[start]

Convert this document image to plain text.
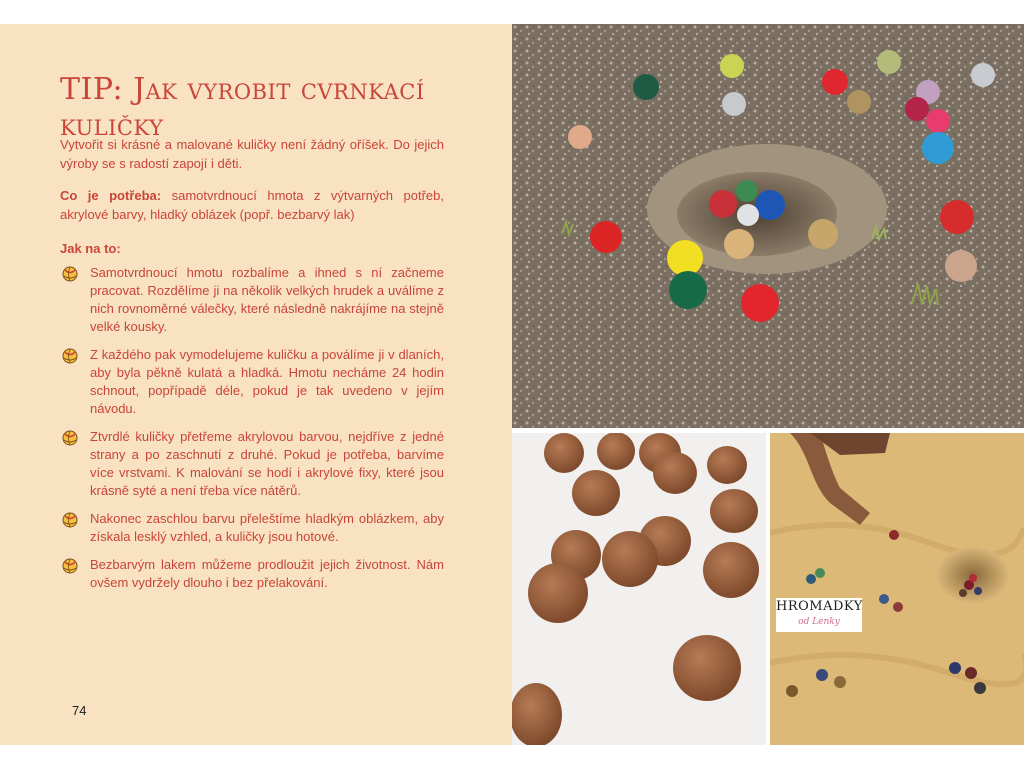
TIP: Jak vyrobit cvrnkací kuličky

Vytvořit si krásné a malované kuličky není žádný oříšek. Do jejich výroby se s radostí zapojí i děti.

Co je potřeba: samotvrdnoucí hmota z výtvarných potřeb, akrylové barvy, hladký oblázek (popř. bezbarvý lak)

Jak na to:

Samotvrdnoucí hmotu rozbalíme a ihned s ní začneme pracovat. Rozdělíme ji na několik velkých hrudek a uválíme z nich rovnoměrné válečky, které následně nakrájíme na stejně velké kousky.
Z každého pak vymodelujeme kuličku a poválíme ji v dlaních, aby byla pěkně kulatá a hladká. Hmotu necháme 24 hodin schnout, popřípadě déle, pokud je tak uvedeno v jejím návodu.
Ztvrdlé kuličky přetřeme akrylovou barvou, nejdříve z jedné strany a po zaschnutí z druhé. Pokud je potřeba, barvíme více vrstvami. K malování se hodí i akrylové fixy, které jsou krásně syté a není třeba více nátěrů.
Nakonec zaschlou barvu přeleštíme hladkým oblázkem, aby získala lesklý vzhled, a kuličky jsou hotové.
Bezbarvým lakem můžeme prodloužit jejich životnost. Nám ovšem vydržely dlouho i bez přelakování.
74
HROMADKY
od Lenky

[end]

### Goal
Review the material and copy each line in which the word "kuličky" appears.

### Solution for this task
TIP: Jak vyrobit cvrnkací kuličky
Vytvořit si krásné a malované kuličky není žádný oříšek. Do jejich výroby se s radostí zapojí i děti.
Ztvrdlé kuličky přetřeme akrylovou barvou, nejdříve z jedné strany a po zaschnutí z druhé. Pokud je potřeba, barvíme více vrstvami. K malování se hodí i akrylové fixy, které jsou krásně syté a není třeba více nátěrů.
Nakonec zaschlou barvu přeleštíme hladkým oblázkem, aby získala lesklý vzhled, a kuličky jsou hotové.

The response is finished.